EXERCISE: Copy, from the entries below, each line where the word "Options" can be found.
═══ RAW DATA ═══
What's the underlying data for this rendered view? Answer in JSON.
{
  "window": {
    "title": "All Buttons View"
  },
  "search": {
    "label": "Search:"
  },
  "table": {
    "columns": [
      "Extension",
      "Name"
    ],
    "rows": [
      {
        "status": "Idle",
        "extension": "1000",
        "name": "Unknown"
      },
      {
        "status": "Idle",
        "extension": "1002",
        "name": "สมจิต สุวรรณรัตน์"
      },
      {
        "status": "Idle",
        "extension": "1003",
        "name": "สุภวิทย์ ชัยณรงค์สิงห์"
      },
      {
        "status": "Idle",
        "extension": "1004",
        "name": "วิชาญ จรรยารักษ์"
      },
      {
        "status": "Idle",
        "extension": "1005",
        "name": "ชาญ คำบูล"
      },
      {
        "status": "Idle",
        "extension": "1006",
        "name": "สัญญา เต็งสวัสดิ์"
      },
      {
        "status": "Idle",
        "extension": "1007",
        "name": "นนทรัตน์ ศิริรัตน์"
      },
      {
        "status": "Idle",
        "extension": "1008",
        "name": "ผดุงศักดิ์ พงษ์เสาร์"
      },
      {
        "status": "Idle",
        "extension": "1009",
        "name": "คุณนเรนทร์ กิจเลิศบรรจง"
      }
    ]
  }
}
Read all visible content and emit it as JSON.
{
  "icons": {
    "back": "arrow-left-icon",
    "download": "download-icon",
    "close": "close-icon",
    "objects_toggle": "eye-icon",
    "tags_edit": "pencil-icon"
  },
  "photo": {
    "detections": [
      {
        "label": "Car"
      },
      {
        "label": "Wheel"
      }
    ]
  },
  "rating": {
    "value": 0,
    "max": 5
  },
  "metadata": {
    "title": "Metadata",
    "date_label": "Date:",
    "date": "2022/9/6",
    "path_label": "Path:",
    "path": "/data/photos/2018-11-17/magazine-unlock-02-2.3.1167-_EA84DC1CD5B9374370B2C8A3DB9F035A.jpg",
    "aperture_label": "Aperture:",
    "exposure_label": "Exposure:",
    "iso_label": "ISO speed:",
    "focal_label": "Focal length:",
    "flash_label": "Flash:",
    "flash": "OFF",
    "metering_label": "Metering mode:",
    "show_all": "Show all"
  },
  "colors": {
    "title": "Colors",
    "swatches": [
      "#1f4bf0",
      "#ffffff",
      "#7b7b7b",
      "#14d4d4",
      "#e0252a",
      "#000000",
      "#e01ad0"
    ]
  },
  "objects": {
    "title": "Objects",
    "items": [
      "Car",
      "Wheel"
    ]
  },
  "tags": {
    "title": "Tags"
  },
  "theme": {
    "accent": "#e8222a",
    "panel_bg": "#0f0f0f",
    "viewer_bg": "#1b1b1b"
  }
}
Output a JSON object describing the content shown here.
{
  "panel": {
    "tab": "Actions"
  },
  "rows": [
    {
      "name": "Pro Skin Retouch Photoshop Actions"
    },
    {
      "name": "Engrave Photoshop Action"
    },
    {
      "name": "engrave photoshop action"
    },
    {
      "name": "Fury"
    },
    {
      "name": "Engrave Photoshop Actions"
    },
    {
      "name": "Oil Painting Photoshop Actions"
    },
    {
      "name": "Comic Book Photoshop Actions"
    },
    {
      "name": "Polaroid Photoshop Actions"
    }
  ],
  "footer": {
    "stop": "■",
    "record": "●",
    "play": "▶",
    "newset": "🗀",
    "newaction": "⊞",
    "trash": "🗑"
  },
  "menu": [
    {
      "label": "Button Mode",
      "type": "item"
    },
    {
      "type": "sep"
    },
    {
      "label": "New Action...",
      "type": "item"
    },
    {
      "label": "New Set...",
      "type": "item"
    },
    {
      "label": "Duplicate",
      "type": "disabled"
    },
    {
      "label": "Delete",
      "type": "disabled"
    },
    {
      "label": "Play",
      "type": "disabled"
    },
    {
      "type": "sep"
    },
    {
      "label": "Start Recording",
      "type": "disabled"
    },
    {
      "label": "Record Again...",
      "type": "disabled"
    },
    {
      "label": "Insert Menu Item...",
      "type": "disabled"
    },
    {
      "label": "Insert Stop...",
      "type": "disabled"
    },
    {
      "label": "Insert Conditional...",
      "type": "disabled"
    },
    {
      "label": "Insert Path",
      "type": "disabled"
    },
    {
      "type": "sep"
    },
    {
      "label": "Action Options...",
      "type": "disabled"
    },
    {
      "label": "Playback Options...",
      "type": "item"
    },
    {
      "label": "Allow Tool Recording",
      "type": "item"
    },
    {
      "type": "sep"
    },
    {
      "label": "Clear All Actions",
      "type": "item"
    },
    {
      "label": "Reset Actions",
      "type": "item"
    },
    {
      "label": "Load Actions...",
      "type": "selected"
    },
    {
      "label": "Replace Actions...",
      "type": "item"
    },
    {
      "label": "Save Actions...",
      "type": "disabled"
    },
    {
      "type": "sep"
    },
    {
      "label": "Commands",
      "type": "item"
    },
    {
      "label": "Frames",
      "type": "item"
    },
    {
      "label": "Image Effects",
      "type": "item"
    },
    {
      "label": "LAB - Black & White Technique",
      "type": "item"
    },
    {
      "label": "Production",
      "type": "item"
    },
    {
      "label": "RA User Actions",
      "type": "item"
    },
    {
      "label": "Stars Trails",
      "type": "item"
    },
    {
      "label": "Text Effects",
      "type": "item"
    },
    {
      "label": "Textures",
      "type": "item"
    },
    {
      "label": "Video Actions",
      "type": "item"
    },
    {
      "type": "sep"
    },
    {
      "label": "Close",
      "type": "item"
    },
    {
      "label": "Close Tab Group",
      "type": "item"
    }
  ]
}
═══
EXERCISE SOLUTION:
      "label": "Action Options...",
      "label": "Playback Options...",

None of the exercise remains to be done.